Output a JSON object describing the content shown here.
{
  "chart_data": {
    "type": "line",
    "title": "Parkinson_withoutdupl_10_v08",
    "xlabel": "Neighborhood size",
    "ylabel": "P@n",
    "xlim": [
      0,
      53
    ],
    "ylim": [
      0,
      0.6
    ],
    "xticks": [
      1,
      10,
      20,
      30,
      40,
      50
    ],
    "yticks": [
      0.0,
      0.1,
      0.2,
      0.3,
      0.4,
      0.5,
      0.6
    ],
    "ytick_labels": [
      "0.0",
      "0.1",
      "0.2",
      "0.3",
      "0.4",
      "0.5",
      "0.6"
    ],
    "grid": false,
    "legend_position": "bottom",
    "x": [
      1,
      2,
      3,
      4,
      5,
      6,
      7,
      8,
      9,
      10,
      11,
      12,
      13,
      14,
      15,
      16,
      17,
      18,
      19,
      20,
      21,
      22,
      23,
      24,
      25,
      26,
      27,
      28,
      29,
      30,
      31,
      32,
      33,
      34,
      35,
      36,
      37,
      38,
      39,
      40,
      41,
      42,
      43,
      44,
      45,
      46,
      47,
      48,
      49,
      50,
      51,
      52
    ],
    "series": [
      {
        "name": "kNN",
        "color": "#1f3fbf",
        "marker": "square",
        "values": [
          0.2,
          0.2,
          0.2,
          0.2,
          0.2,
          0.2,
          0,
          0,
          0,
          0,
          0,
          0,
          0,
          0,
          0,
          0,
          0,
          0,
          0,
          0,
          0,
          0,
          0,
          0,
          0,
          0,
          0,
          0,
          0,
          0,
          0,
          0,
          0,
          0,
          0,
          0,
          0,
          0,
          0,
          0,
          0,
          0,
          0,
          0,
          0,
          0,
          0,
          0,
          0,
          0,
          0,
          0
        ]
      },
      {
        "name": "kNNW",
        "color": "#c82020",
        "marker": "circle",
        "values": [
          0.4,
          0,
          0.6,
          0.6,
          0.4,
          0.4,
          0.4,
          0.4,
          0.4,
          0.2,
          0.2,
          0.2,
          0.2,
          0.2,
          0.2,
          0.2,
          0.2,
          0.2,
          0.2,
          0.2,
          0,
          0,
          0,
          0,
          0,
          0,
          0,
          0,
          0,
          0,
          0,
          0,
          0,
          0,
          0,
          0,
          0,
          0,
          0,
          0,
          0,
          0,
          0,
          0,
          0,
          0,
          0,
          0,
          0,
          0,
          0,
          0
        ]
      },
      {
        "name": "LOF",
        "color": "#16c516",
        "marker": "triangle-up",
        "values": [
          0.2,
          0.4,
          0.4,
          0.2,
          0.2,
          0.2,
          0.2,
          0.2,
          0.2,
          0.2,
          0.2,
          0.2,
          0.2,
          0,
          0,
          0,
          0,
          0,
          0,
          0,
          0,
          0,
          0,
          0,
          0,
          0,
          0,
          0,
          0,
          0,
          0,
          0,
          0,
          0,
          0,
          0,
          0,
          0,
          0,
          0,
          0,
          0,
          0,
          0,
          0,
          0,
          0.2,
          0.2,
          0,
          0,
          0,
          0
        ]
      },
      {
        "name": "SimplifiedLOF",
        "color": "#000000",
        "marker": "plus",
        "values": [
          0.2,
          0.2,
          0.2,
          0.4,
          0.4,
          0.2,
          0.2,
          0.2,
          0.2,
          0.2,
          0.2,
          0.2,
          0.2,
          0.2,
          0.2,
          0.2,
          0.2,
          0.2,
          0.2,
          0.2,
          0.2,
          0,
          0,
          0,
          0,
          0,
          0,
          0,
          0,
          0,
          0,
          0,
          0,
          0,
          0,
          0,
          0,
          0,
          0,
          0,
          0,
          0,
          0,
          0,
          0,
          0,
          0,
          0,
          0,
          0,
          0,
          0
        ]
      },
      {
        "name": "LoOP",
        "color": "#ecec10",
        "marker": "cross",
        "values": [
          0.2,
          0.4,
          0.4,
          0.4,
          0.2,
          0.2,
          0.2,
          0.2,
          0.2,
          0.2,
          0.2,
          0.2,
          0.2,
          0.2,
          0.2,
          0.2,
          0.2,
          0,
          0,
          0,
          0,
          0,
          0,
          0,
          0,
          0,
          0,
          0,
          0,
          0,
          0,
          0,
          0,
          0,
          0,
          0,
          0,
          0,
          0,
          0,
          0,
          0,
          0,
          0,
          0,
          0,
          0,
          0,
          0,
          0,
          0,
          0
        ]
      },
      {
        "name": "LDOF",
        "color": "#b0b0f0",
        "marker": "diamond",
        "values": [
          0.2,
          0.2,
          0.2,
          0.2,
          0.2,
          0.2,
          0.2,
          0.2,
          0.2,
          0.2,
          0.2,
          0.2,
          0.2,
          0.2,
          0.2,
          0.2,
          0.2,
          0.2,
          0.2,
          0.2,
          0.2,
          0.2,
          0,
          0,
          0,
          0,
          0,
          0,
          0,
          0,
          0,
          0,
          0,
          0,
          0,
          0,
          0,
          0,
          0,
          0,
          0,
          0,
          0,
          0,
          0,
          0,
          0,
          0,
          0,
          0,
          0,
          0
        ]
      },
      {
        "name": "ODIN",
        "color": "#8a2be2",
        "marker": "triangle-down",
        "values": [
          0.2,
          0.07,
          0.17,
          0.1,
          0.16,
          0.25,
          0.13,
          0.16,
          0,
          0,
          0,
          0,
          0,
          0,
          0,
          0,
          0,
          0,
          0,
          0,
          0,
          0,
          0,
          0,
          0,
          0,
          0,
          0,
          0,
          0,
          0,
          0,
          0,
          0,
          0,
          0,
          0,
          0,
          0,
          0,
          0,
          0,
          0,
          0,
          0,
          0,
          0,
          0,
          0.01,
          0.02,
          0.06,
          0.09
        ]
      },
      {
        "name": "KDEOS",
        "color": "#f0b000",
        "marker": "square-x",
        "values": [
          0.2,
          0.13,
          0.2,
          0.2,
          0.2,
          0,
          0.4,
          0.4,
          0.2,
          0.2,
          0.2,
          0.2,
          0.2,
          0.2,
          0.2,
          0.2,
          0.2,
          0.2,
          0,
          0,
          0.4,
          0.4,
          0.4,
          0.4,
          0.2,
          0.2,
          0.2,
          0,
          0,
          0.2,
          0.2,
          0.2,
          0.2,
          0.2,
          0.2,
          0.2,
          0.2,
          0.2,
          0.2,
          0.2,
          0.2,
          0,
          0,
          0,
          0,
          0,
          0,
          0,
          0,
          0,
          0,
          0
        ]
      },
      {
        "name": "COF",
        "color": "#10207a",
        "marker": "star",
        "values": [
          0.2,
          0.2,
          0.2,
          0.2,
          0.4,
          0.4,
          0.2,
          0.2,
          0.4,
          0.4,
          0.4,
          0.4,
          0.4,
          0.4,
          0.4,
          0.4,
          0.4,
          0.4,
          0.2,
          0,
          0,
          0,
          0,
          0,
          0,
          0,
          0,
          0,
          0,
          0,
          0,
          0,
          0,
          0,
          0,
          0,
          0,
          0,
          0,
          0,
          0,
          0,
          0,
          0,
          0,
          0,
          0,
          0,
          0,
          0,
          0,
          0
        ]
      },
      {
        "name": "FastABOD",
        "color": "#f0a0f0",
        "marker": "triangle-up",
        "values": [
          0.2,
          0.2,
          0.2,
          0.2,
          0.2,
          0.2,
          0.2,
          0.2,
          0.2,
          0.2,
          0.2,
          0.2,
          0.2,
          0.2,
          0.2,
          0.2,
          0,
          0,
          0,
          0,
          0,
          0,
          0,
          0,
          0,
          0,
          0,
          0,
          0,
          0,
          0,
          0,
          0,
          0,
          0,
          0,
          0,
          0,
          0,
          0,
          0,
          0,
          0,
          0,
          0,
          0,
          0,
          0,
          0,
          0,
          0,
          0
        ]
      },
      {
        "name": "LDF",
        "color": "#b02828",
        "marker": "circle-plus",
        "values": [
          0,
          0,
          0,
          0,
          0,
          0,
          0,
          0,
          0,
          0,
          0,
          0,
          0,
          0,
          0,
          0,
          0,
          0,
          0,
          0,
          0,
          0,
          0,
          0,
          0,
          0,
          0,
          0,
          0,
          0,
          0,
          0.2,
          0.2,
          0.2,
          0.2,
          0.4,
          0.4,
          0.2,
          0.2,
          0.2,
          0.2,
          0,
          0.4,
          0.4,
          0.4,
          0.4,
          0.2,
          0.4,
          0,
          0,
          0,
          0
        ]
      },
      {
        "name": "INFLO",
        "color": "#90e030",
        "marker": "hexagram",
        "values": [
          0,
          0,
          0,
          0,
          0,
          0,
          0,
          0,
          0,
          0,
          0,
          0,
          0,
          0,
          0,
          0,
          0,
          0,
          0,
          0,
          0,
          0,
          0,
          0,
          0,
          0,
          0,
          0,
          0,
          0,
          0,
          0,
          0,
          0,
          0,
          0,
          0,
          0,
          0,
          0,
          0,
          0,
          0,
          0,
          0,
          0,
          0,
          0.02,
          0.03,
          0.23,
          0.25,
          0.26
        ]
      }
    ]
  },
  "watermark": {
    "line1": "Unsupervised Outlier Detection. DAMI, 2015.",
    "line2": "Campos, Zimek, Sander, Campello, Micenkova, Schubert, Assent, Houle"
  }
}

● **INSTRUCTIONS TO FOLLOW**
Where a line in the material contains "marker", copy that line.

● **WRITTEN REPLY**
        "marker": "square",
        "marker": "circle",
        "marker": "triangle-up",
        "marker": "plus",
        "marker": "cross",
        "marker": "diamond",
        "marker": "triangle-down",
        "marker": "square-x",
        "marker": "star",
        "marker": "triangle-up",
        "marker": "circle-plus",
        "marker": "hexagram",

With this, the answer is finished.